**What this task involves**
Go through the listing beneath this task and return every line that carries the string "Nonfarm".

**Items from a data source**

___

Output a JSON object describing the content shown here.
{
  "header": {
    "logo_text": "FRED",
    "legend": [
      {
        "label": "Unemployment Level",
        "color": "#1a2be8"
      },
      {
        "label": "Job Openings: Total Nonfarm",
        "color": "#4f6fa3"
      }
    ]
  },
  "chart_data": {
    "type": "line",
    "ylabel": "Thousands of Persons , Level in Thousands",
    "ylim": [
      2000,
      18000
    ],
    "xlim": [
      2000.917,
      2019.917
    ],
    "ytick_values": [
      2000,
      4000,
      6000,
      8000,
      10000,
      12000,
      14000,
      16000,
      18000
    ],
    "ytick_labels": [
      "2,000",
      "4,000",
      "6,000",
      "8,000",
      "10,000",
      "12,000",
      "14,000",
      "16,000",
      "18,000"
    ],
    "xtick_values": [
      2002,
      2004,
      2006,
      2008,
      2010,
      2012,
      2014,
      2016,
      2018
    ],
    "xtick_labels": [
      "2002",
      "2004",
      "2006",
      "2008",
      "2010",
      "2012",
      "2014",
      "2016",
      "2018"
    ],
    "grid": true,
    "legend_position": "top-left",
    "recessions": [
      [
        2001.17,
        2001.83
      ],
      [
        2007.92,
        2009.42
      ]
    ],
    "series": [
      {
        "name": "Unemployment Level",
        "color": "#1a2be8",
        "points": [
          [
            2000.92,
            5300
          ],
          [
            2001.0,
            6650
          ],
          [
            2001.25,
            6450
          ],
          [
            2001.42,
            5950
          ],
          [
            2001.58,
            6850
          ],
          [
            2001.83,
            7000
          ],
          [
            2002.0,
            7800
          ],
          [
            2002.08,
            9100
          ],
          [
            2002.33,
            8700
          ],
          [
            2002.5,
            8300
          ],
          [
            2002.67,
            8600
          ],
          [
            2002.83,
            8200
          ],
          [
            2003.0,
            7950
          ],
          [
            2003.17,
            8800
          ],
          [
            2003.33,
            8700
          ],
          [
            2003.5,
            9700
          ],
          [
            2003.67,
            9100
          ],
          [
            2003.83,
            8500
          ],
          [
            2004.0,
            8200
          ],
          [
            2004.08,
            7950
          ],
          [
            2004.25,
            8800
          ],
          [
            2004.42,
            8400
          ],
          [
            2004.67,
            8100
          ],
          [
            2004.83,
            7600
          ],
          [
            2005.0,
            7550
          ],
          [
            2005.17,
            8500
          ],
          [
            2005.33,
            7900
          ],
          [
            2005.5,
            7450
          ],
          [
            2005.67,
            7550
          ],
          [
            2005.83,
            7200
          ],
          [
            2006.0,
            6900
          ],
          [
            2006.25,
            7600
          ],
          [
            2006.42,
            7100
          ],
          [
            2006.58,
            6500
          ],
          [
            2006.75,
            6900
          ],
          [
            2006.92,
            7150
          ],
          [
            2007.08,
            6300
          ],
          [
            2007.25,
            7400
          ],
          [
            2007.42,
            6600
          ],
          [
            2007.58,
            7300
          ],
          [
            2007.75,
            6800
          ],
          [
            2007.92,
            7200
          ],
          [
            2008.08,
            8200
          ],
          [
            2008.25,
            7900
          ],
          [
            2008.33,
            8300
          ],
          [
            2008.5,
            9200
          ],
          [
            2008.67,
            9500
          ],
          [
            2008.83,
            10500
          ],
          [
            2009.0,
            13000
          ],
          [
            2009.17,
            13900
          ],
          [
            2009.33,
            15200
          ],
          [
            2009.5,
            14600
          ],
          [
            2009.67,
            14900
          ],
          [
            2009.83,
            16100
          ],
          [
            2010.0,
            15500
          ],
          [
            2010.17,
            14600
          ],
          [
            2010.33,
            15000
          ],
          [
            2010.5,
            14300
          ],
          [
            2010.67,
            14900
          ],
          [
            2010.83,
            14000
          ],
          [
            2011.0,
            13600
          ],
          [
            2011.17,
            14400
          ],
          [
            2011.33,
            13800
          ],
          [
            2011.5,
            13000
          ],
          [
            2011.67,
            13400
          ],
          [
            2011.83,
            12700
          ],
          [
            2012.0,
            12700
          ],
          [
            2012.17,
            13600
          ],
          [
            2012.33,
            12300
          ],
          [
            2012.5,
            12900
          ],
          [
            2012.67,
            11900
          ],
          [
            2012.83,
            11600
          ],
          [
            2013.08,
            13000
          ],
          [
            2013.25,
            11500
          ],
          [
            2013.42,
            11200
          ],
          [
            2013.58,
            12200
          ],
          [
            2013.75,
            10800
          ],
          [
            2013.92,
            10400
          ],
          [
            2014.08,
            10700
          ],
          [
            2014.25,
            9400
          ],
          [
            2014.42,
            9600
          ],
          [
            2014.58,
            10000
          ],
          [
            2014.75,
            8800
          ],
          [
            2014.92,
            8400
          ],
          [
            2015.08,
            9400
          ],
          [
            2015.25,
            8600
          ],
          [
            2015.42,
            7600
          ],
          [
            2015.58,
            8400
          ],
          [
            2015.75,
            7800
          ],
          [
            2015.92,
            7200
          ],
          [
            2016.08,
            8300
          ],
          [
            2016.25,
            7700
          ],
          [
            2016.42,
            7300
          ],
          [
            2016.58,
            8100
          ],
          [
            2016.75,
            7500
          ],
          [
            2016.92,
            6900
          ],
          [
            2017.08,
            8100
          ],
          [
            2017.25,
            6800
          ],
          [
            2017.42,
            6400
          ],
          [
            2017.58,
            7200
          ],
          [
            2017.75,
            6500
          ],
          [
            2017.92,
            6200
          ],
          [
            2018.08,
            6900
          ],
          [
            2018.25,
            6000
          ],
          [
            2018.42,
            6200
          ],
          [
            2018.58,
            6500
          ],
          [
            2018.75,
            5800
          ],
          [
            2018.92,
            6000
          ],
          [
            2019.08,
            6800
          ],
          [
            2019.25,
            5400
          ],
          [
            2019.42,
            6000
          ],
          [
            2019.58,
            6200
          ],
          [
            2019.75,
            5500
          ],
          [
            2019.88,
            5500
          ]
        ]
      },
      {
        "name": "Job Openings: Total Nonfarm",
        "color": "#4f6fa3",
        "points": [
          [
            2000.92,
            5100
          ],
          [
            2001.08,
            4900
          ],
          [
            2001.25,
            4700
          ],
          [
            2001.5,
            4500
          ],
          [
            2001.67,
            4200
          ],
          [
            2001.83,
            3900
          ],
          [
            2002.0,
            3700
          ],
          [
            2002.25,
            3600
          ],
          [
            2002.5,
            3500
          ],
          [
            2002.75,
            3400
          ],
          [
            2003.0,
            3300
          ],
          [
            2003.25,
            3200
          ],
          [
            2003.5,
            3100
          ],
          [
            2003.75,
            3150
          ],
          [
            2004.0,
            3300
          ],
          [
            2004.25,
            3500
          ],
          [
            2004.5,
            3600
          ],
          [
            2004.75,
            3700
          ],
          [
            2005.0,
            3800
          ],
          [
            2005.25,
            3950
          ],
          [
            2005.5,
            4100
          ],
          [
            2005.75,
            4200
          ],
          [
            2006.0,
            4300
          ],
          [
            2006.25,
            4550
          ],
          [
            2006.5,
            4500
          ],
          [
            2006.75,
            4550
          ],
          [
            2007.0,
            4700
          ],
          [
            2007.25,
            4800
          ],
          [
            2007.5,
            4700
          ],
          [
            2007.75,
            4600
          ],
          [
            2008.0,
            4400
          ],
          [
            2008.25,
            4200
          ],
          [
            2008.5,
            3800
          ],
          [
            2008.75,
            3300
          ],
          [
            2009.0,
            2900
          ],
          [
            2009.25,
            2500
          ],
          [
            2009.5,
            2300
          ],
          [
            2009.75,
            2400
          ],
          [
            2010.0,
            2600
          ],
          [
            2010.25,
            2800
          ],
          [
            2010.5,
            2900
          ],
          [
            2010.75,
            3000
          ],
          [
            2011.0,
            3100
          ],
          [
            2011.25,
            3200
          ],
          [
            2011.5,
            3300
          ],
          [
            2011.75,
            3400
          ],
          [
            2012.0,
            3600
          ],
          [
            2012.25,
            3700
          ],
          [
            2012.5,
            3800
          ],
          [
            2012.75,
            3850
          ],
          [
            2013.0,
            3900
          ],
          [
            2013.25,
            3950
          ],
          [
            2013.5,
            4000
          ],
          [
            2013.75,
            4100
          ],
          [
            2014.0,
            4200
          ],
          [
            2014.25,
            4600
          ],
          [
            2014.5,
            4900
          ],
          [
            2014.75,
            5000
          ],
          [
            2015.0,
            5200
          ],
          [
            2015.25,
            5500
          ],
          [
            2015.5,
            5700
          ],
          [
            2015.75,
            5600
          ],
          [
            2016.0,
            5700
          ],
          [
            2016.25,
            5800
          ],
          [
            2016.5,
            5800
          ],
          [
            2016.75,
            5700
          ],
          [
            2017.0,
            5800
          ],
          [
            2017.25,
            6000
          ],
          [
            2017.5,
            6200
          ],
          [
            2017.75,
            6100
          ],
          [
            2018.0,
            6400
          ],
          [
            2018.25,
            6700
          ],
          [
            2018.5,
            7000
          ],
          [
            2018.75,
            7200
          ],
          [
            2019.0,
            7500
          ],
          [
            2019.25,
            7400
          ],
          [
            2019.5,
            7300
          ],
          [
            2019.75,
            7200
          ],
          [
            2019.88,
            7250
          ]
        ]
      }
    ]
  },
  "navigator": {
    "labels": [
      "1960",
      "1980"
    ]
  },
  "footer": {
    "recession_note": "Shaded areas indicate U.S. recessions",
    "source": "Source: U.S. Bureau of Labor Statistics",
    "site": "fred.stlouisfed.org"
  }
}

___

**Completed task**
        "label": "Job Openings: Total Nonfarm",
        "name": "Job Openings: Total Nonfarm",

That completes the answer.